* Requirements
Every record here should be printed again exactly.

* Task input
══════

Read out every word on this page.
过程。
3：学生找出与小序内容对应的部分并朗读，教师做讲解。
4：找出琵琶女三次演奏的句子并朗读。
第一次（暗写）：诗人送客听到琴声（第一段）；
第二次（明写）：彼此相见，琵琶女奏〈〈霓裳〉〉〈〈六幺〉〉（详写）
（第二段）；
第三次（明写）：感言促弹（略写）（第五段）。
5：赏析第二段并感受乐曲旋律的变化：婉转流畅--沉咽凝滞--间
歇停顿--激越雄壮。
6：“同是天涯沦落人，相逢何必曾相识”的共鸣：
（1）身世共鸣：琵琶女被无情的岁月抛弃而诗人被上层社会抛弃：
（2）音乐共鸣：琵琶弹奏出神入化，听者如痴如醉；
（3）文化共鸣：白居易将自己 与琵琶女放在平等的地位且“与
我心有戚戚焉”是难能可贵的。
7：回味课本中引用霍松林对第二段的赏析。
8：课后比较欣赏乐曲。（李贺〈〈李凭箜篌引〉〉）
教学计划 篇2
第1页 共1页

══════

* Completed exercise
Read out every word on this page.
过程。
3：学生找出与小序内容对应的部分并朗读，教师做讲解。
4：找出琵琶女三次演奏的句子并朗读。
第一次（暗写）：诗人送客听到琴声（第一段）；
第二次（明写）：彼此相见，琵琶女奏〈〈霓裳〉〉〈〈六幺〉〉（详写）
（第二段）；
第三次（明写）：感言促弹（略写）（第五段）。
5：赏析第二段并感受乐曲旋律的变化：婉转流畅--沉咽凝滞--间
歇停顿--激越雄壮。
6：“同是天涯沦落人，相逢何必曾相识”的共鸣：
（1）身世共鸣：琵琶女被无情的岁月抛弃而诗人被上层社会抛弃：
（2）音乐共鸣：琵琶弹奏出神入化，听者如痴如醉；
（3）文化共鸣：白居易将自己 与琵琶女放在平等的地位且“与
我心有戚戚焉”是难能可贵的。
7：回味课本中引用霍松林对第二段的赏析。
8：课后比较欣赏乐曲。（李贺〈〈李凭箜篌引〉〉）
教学计划 篇2
第1页 共1页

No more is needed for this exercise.